(Dataset records)
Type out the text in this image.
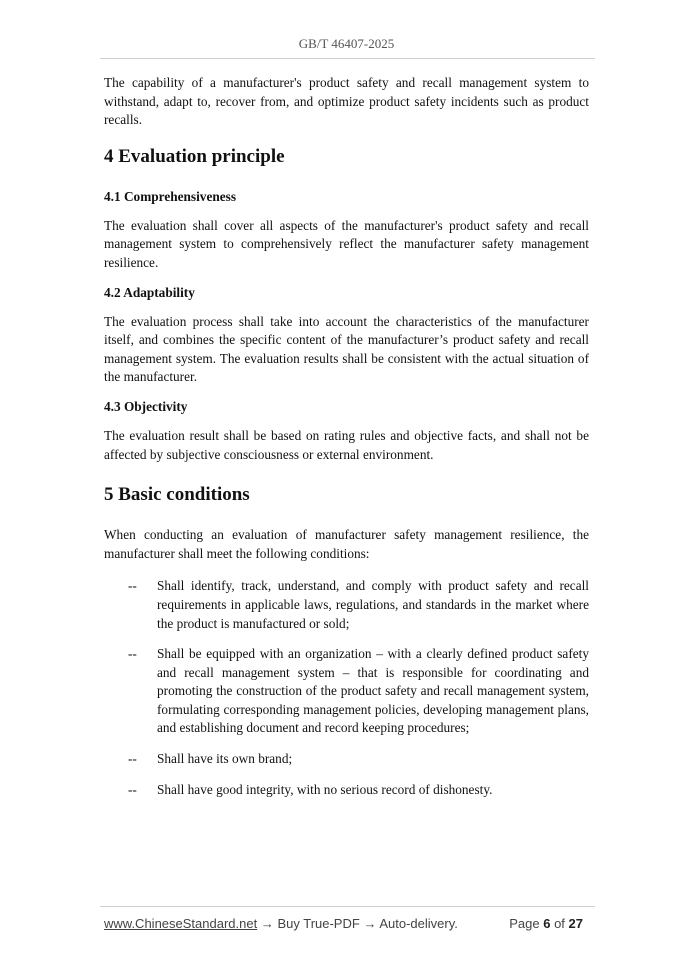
GB/T 46407-2025

The capability of a manufacturer's product safety and recall management system to withstand, adapt to, recover from, and optimize product safety incidents such as product recalls.

4 Evaluation principle
4.1 Comprehensiveness

The evaluation shall cover all aspects of the manufacturer's product safety and recall management system to comprehensively reflect the manufacturer safety management resilience.

4.2 Adaptability

The evaluation process shall take into account the characteristics of the manufacturer itself, and combines the specific content of the manufacturer’s product safety and recall management system. The evaluation results shall be consistent with the actual situation of the manufacturer.

4.3 Objectivity

The evaluation result shall be based on rating rules and objective facts, and shall not be affected by subjective consciousness or external environment.

5 Basic conditions

When conducting an evaluation of manufacturer safety management resilience, the manufacturer shall meet the following conditions:

--	Shall identify, track, understand, and comply with product safety and recall requirements in applicable laws, regulations, and standards in the market where the product is manufactured or sold;
--	Shall be equipped with an organization – with a clearly defined product safety and recall management system – that is responsible for coordinating and promoting the construction of the product safety and recall management system, formulating corresponding management policies, developing management plans, and establishing document and record keeping procedures;
--	Shall have its own brand;
--	Shall have good integrity, with no serious record of dishonesty.
www.ChineseStandard.net → Buy True-PDF → Auto-delivery.	Page 6 of 27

• [Challenge]: Reproduce the listing word for word and omit its pictures.

• [Solution for this task]:
Type out the text in this image.
GB/T 46407-2025

The capability of a manufacturer's product safety and recall management system to withstand, adapt to, recover from, and optimize product safety incidents such as product recalls.

4 Evaluation principle
4.1 Comprehensiveness

The evaluation shall cover all aspects of the manufacturer's product safety and recall management system to comprehensively reflect the manufacturer safety management resilience.

4.2 Adaptability

The evaluation process shall take into account the characteristics of the manufacturer itself, and combines the specific content of the manufacturer’s product safety and recall management system. The evaluation results shall be consistent with the actual situation of the manufacturer.

4.3 Objectivity

The evaluation result shall be based on rating rules and objective facts, and shall not be affected by subjective consciousness or external environment.

5 Basic conditions

When conducting an evaluation of manufacturer safety management resilience, the manufacturer shall meet the following conditions:

--	Shall identify, track, understand, and comply with product safety and recall requirements in applicable laws, regulations, and standards in the market where the product is manufactured or sold;
--	Shall be equipped with an organization – with a clearly defined product safety and recall management system – that is responsible for coordinating and promoting the construction of the product safety and recall management system, formulating corresponding management policies, developing management plans, and establishing document and record keeping procedures;
--	Shall have its own brand;
--	Shall have good integrity, with no serious record of dishonesty.
www.ChineseStandard.net → Buy True-PDF → Auto-delivery.	Page 6 of 27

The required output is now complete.